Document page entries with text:
★ ★ ★
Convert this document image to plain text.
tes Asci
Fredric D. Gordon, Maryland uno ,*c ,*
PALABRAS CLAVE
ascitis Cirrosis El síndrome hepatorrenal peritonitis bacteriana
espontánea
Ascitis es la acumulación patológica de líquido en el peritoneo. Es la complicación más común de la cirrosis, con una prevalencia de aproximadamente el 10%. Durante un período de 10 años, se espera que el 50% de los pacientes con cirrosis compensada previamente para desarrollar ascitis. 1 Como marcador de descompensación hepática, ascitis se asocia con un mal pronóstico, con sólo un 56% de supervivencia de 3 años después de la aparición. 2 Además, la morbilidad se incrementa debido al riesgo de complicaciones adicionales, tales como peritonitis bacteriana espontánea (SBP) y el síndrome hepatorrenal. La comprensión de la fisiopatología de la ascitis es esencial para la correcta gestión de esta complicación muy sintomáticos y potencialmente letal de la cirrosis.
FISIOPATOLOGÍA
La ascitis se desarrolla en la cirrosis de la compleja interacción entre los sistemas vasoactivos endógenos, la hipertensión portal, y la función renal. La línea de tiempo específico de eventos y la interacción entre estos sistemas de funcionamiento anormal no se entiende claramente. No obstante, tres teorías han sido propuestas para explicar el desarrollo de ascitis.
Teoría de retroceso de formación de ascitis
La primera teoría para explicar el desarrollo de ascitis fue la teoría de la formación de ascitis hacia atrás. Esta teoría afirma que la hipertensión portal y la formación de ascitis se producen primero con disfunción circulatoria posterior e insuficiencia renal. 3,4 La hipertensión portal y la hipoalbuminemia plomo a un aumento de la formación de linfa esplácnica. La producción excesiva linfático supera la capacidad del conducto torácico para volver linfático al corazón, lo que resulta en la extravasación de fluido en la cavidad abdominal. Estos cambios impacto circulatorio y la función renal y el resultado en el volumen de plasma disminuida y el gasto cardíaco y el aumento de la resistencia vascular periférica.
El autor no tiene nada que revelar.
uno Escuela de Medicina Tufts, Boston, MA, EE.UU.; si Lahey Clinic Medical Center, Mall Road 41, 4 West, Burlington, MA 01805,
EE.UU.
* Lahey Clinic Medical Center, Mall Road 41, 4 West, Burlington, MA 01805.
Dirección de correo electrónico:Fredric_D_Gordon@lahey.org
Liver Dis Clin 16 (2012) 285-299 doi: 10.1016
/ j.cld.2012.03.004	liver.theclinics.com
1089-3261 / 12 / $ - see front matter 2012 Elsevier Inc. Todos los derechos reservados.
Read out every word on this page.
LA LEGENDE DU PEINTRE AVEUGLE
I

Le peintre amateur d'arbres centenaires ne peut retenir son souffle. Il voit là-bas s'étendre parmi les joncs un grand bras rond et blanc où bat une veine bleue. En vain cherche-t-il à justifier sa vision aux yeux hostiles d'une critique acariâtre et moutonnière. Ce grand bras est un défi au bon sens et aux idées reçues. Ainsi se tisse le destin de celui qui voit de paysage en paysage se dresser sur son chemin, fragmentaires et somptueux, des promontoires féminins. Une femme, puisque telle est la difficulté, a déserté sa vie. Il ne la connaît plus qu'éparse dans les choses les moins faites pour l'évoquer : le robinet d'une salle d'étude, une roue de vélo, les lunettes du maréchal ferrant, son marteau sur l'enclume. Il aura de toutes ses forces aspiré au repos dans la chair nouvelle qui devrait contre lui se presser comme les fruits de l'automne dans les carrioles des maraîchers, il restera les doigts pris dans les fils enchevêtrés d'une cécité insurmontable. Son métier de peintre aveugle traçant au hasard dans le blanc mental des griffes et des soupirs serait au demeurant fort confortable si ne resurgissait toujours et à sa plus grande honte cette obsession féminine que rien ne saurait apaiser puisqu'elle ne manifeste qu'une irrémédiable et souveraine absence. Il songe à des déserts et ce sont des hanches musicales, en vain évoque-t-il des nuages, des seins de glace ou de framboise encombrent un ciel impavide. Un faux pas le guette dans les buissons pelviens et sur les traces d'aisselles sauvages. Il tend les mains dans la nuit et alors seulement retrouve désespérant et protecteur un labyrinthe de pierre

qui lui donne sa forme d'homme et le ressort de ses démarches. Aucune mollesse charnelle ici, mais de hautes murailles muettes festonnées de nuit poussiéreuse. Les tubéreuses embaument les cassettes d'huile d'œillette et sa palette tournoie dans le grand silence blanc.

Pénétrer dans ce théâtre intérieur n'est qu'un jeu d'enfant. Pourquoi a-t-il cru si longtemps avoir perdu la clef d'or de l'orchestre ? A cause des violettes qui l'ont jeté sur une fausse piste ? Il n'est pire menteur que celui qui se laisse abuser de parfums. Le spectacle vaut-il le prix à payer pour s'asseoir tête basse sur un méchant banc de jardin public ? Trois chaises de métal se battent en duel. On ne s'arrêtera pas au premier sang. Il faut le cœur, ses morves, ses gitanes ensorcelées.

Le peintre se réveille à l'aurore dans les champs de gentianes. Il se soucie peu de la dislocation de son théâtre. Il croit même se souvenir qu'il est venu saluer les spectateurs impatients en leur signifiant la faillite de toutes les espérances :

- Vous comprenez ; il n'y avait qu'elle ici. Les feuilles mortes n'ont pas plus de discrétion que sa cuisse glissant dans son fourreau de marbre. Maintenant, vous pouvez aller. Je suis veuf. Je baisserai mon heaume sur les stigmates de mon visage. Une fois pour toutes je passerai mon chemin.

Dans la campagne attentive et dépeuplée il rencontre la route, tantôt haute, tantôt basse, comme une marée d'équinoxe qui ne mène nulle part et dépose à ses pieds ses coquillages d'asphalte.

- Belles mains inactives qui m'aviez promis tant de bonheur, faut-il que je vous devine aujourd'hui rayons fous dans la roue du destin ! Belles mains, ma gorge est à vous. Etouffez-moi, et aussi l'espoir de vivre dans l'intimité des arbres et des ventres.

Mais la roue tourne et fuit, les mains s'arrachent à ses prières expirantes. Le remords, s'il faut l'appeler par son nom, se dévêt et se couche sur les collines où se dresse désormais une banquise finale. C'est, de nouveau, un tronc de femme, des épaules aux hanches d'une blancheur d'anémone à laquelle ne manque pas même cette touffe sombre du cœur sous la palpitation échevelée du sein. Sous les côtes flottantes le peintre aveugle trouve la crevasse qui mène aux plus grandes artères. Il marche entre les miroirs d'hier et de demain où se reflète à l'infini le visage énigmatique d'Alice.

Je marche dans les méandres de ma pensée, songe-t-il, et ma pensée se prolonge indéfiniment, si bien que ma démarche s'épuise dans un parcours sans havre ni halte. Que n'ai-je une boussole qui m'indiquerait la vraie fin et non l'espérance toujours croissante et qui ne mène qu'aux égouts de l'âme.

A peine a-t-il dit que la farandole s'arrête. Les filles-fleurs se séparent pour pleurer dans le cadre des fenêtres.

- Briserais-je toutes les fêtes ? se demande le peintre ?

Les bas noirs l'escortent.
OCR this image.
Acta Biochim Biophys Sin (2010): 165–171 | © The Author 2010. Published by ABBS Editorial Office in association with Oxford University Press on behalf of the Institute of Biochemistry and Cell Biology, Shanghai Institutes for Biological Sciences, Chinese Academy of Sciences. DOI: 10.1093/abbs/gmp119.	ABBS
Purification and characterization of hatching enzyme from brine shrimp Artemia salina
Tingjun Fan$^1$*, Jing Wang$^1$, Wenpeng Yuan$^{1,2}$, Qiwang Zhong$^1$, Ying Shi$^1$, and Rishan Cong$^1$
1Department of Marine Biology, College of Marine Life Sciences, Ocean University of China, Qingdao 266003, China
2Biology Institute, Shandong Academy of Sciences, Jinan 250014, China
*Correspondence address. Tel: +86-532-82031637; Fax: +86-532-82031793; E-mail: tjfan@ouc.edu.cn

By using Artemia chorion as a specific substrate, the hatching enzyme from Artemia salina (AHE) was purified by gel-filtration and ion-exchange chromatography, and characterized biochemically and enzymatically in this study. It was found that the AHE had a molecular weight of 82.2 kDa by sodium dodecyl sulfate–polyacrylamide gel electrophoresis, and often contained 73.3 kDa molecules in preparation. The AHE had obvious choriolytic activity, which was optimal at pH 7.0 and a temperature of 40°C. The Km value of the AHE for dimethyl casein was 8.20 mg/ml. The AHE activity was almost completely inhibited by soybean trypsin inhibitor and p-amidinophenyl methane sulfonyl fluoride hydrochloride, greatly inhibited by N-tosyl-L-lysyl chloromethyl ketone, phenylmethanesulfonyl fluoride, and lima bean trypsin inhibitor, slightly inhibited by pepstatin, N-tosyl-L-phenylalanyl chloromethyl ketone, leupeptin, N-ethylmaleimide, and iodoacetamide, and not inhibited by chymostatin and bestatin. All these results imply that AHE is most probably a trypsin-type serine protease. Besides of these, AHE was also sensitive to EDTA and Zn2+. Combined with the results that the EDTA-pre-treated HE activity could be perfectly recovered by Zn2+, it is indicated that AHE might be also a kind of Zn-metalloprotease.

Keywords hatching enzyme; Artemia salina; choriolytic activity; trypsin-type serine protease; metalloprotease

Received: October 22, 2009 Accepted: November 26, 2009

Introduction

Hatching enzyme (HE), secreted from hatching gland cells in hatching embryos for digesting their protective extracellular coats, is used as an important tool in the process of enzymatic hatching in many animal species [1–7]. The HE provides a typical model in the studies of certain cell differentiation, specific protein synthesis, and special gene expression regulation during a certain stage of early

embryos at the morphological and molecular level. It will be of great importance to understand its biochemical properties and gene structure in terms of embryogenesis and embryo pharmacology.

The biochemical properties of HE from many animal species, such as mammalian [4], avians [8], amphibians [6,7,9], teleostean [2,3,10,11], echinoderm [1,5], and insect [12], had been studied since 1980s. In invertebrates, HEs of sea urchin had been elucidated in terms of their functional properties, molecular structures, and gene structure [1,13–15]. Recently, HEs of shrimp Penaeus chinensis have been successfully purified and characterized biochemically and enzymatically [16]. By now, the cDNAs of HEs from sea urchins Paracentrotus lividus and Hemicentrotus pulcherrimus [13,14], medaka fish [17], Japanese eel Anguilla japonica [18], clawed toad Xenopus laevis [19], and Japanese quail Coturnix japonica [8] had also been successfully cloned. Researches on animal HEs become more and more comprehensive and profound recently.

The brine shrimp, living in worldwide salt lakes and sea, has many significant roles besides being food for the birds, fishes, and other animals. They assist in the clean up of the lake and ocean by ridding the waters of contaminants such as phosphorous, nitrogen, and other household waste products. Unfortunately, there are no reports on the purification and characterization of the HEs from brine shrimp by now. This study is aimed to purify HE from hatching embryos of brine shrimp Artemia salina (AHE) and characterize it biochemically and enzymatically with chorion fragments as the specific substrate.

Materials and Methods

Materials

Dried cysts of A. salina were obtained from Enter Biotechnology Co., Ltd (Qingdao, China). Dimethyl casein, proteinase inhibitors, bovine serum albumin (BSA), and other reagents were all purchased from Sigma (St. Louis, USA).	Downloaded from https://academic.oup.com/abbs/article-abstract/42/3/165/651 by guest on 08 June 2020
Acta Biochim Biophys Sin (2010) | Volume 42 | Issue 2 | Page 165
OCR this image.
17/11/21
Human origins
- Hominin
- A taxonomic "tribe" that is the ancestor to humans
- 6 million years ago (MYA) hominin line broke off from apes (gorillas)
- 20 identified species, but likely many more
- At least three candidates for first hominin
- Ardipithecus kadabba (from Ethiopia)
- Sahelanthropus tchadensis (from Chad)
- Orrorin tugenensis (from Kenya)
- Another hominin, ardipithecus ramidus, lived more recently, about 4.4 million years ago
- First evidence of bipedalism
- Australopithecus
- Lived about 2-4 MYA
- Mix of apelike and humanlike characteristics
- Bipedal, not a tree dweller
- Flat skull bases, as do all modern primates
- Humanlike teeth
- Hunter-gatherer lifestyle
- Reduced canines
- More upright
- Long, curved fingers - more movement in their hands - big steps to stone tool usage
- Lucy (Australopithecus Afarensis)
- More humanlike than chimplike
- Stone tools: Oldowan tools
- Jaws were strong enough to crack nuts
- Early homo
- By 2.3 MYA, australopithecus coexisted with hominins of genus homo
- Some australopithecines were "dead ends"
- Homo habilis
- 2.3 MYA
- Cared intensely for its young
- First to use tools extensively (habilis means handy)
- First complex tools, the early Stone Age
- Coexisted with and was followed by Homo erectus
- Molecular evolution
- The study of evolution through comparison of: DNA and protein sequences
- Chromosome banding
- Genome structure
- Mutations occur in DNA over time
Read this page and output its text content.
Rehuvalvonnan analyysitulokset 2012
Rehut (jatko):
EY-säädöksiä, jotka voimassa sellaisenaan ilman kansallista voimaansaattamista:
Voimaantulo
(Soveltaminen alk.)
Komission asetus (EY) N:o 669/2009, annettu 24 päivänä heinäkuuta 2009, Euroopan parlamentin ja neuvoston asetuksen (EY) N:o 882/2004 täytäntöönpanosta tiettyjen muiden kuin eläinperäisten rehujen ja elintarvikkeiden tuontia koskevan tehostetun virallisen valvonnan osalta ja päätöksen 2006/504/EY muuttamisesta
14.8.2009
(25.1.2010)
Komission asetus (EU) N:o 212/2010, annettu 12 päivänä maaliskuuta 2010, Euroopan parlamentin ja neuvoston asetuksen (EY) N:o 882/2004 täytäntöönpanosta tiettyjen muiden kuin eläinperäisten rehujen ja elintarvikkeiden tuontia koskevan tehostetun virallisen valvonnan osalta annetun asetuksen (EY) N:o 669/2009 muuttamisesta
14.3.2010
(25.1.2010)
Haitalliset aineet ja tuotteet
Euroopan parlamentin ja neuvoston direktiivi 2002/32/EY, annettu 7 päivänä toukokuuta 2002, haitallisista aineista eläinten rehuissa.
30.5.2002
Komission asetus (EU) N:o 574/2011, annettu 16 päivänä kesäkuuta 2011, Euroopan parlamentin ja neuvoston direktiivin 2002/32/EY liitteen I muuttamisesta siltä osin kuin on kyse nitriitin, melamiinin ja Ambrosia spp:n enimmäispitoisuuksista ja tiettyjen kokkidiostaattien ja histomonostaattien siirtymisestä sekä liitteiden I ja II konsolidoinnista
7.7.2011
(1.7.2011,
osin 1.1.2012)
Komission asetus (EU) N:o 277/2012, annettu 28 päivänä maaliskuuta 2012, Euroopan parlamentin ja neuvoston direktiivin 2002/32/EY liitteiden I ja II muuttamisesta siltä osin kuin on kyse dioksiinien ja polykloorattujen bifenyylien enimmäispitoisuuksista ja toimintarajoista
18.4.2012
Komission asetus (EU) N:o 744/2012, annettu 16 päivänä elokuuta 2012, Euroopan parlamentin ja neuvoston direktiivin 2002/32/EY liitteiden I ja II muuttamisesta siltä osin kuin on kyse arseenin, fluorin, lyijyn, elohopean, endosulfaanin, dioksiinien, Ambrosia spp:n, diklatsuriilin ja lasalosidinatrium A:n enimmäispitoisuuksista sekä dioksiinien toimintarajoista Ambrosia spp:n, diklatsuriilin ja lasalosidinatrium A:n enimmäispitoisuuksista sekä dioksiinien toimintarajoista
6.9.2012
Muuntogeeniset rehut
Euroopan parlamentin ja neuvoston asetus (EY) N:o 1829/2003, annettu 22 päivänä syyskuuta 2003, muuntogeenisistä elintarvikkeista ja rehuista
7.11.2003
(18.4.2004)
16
★ ★ ★
> **TASK TO CARRY OUT**
Look through the data and show every line containing "recently".

> **EXERCISE SOLUTION**
The biochemical properties of HE from many animal species, such as mammalian [4], avians [8], amphibians [6,7,9], teleostean [2,3,10,11], echinoderm [1,5], and insect [12], had been studied since 1980s. In invertebrates, HEs of sea urchin had been elucidated in terms of their functional properties, molecular structures, and gene structure [1,13–15]. Recently, HEs of shrimp Penaeus chinensis have been successfully purified and characterized biochemically and enzymatically [16]. By now, the cDNAs of HEs from sea urchins Paracentrotus lividus and Hemicentrotus pulcherrimus [13,14], medaka fish [17], Japanese eel Anguilla japonica [18], clawed toad Xenopus laevis [19], and Japanese quail Coturnix japonica [8] had also been successfully cloned. Researches on animal HEs become more and more comprehensive and profound recently.
- Another hominin, ardipithecus ramidus, lived more recently, about 4.4 million years ago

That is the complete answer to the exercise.